→ GIVEN INSTRUCTION
Copy the records word for word, from the start through the line that contains "Bar xyxy=(45,207,84,284)", including both ends.

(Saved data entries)
--- Start ---

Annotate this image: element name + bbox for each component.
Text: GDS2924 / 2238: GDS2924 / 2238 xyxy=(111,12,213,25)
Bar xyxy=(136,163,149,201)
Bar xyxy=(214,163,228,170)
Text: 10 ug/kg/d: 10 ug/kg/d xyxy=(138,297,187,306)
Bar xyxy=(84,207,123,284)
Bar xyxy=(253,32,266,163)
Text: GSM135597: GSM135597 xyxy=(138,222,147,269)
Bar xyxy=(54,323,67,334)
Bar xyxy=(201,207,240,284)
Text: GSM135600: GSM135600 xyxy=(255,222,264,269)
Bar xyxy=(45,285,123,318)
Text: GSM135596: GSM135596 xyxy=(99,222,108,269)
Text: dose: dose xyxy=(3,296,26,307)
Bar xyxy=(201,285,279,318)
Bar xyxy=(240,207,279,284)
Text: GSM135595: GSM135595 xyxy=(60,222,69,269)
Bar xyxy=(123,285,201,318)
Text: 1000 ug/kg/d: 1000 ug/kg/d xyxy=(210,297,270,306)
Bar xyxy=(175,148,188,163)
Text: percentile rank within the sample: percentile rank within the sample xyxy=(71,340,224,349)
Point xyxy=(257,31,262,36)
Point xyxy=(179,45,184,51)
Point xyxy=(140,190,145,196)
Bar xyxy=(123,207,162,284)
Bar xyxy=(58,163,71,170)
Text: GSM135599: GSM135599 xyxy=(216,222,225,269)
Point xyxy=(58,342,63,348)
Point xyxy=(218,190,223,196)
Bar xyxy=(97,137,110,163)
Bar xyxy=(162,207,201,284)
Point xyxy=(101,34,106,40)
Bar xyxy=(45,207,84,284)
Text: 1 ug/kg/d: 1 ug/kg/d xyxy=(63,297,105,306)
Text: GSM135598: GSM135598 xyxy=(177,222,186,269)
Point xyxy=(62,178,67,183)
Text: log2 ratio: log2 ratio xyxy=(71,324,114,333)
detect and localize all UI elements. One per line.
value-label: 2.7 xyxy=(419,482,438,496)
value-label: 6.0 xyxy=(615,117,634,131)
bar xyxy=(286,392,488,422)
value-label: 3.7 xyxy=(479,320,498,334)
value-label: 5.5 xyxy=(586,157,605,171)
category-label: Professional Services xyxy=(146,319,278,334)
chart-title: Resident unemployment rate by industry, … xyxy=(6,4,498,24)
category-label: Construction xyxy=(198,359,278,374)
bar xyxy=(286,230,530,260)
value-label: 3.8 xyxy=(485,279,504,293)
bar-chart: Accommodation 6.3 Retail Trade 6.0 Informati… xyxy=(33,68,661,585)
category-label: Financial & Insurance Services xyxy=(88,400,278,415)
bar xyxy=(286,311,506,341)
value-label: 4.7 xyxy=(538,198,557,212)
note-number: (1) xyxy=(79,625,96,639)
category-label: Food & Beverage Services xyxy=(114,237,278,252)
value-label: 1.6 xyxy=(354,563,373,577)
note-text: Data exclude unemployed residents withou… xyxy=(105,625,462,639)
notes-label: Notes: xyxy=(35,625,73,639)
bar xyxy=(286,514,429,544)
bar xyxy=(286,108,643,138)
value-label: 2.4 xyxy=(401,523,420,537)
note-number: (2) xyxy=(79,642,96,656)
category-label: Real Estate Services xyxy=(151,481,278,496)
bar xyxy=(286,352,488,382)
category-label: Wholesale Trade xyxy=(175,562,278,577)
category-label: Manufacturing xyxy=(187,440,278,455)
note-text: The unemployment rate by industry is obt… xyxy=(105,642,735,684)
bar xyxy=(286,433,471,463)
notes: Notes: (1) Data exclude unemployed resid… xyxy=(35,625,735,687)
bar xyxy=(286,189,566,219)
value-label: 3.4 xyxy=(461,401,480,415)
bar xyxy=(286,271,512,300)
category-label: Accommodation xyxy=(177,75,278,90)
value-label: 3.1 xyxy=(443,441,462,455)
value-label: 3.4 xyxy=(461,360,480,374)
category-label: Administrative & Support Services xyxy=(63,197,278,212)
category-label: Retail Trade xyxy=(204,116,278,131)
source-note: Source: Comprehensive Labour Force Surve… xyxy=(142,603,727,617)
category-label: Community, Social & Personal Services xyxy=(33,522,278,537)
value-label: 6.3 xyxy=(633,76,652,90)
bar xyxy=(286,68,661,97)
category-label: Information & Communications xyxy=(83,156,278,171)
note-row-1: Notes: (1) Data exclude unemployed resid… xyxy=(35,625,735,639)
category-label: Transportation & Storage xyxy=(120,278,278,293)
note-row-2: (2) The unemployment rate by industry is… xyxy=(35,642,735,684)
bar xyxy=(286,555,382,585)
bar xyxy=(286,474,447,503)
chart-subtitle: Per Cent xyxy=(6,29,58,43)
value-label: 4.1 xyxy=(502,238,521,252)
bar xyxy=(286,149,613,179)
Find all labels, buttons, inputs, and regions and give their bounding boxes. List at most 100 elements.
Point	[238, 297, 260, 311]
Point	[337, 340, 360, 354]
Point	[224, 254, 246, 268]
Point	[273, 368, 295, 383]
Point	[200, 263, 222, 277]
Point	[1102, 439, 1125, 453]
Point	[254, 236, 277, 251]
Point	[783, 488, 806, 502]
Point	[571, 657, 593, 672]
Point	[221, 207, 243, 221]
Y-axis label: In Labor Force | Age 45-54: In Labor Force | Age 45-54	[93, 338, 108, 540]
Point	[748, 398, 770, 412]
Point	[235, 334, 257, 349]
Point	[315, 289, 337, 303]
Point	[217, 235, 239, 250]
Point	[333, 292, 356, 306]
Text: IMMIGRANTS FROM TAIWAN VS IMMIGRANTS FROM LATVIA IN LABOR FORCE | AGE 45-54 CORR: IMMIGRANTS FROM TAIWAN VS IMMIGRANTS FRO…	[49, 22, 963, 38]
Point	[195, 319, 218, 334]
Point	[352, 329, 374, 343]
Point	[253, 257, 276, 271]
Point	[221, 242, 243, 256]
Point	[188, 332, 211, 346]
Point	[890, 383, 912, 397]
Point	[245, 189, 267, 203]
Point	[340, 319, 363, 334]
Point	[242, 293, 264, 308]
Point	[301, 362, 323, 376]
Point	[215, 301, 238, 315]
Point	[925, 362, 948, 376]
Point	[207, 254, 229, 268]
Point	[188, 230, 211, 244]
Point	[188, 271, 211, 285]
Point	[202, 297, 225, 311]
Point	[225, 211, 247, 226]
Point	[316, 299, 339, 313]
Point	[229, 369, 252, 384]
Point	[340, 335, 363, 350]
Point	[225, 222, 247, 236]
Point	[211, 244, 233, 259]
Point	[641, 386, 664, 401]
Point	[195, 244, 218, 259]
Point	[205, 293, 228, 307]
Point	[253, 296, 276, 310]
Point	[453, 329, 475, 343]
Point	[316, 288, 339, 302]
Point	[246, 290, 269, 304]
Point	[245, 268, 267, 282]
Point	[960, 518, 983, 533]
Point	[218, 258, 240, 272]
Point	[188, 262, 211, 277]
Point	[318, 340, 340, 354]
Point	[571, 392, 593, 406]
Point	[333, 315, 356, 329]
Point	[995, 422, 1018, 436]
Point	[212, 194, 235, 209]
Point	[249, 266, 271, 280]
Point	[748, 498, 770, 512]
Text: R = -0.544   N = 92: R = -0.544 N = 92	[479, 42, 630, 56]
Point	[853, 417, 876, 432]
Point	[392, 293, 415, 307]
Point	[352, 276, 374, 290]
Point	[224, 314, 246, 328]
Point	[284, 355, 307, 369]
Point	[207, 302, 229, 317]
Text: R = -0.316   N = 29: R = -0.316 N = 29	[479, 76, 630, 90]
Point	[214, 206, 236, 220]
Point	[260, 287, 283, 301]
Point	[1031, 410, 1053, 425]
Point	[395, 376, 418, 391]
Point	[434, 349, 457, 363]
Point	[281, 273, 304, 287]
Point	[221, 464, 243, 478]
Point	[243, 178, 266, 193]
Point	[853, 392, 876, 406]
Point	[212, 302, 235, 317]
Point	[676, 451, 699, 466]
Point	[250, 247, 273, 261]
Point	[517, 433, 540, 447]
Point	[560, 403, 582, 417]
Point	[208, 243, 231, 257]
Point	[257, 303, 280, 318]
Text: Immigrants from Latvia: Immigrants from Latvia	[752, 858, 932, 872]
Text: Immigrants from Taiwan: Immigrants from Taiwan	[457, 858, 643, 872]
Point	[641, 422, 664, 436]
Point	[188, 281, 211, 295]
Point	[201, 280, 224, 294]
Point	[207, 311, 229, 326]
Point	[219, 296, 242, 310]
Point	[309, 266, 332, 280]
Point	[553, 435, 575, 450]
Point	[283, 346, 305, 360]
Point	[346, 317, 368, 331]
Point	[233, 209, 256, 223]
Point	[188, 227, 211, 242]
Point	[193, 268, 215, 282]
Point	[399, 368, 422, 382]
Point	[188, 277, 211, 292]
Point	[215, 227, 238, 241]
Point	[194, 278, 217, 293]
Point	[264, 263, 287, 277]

--- End ---

→ WRITTEN RESPONSE
Annotate this image: element name + bbox for each component.
Text: GDS2924 / 2238: GDS2924 / 2238 xyxy=(111,12,213,25)
Bar xyxy=(136,163,149,201)
Bar xyxy=(214,163,228,170)
Text: 10 ug/kg/d: 10 ug/kg/d xyxy=(138,297,187,306)
Bar xyxy=(84,207,123,284)
Bar xyxy=(253,32,266,163)
Text: GSM135597: GSM135597 xyxy=(138,222,147,269)
Bar xyxy=(54,323,67,334)
Bar xyxy=(201,207,240,284)
Text: GSM135600: GSM135600 xyxy=(255,222,264,269)
Bar xyxy=(45,285,123,318)
Text: GSM135596: GSM135596 xyxy=(99,222,108,269)
Text: dose: dose xyxy=(3,296,26,307)
Bar xyxy=(201,285,279,318)
Bar xyxy=(240,207,279,284)
Text: GSM135595: GSM135595 xyxy=(60,222,69,269)
Bar xyxy=(123,285,201,318)
Text: 1000 ug/kg/d: 1000 ug/kg/d xyxy=(210,297,270,306)
Bar xyxy=(175,148,188,163)
Text: percentile rank within the sample: percentile rank within the sample xyxy=(71,340,224,349)
Point xyxy=(257,31,262,36)
Point xyxy=(179,45,184,51)
Point xyxy=(140,190,145,196)
Bar xyxy=(123,207,162,284)
Bar xyxy=(58,163,71,170)
Text: GSM135599: GSM135599 xyxy=(216,222,225,269)
Point xyxy=(58,342,63,348)
Point xyxy=(218,190,223,196)
Bar xyxy=(97,137,110,163)
Bar xyxy=(162,207,201,284)
Point xyxy=(101,34,106,40)
Bar xyxy=(45,207,84,284)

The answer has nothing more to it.